### [The problem]
Restate the data word for word and leave the images out.

---- Records supplied

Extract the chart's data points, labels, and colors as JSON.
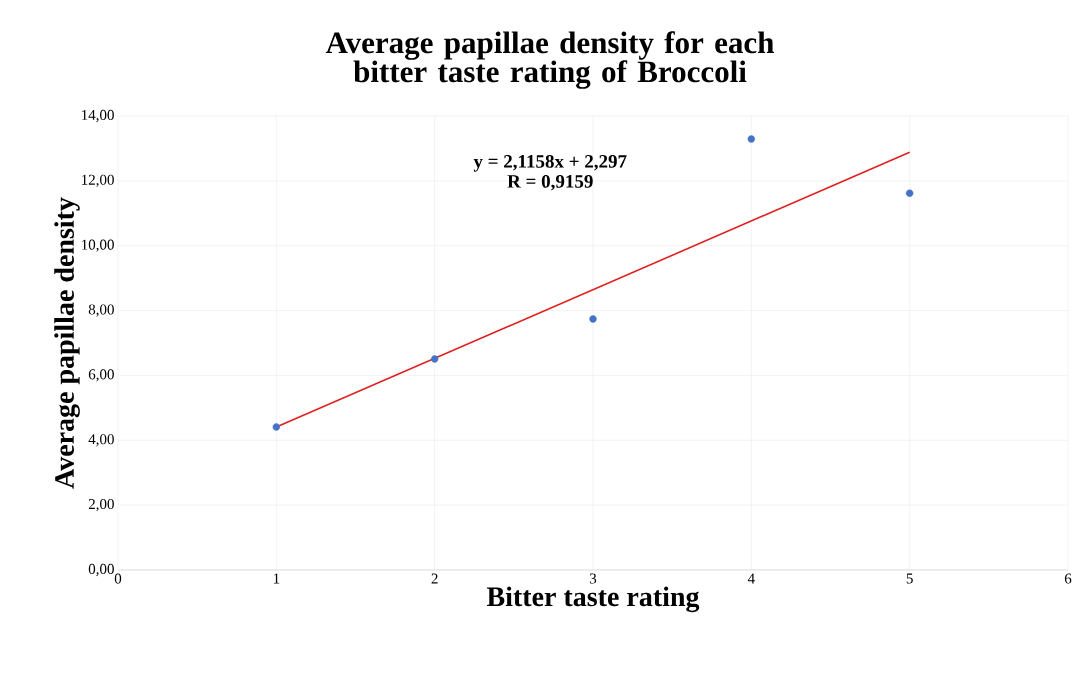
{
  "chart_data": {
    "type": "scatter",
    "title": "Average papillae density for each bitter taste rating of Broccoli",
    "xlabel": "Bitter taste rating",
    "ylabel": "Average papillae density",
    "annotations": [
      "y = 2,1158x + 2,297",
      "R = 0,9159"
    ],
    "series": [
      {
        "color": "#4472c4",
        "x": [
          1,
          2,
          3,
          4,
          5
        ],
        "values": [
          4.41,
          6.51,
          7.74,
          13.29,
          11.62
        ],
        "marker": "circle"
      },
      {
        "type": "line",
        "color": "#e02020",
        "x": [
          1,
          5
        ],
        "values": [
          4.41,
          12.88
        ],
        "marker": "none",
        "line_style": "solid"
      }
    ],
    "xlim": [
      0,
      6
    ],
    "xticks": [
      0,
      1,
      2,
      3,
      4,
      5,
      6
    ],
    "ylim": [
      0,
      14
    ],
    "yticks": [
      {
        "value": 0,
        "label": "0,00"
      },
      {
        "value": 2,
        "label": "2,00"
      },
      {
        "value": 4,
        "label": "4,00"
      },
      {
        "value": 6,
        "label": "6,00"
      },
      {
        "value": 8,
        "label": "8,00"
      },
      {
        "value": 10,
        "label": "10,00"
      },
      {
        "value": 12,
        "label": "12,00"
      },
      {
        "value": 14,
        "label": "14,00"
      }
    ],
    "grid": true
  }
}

--------

### [Completed task]
Extract the chart's data points, labels, and colors as JSON.
{
  "chart_data": {
    "type": "scatter",
    "title": "Average papillae density for each bitter taste rating of Broccoli",
    "xlabel": "Bitter taste rating",
    "ylabel": "Average papillae density",
    "annotations": [
      "y = 2,1158x + 2,297",
      "R = 0,9159"
    ],
    "series": [
      {
        "color": "#4472c4",
        "x": [
          1,
          2,
          3,
          4,
          5
        ],
        "values": [
          4.41,
          6.51,
          7.74,
          13.29,
          11.62
        ],
        "marker": "circle"
      },
      {
        "type": "line",
        "color": "#e02020",
        "x": [
          1,
          5
        ],
        "values": [
          4.41,
          12.88
        ],
        "marker": "none",
        "line_style": "solid"
      }
    ],
    "xlim": [
      0,
      6
    ],
    "xticks": [
      0,
      1,
      2,
      3,
      4,
      5,
      6
    ],
    "ylim": [
      0,
      14
    ],
    "yticks": [
      {
        "value": 0,
        "label": "0,00"
      },
      {
        "value": 2,
        "label": "2,00"
      },
      {
        "value": 4,
        "label": "4,00"
      },
      {
        "value": 6,
        "label": "6,00"
      },
      {
        "value": 8,
        "label": "8,00"
      },
      {
        "value": 10,
        "label": "10,00"
      },
      {
        "value": 12,
        "label": "12,00"
      },
      {
        "value": 14,
        "label": "14,00"
      }
    ],
    "grid": true
  }
}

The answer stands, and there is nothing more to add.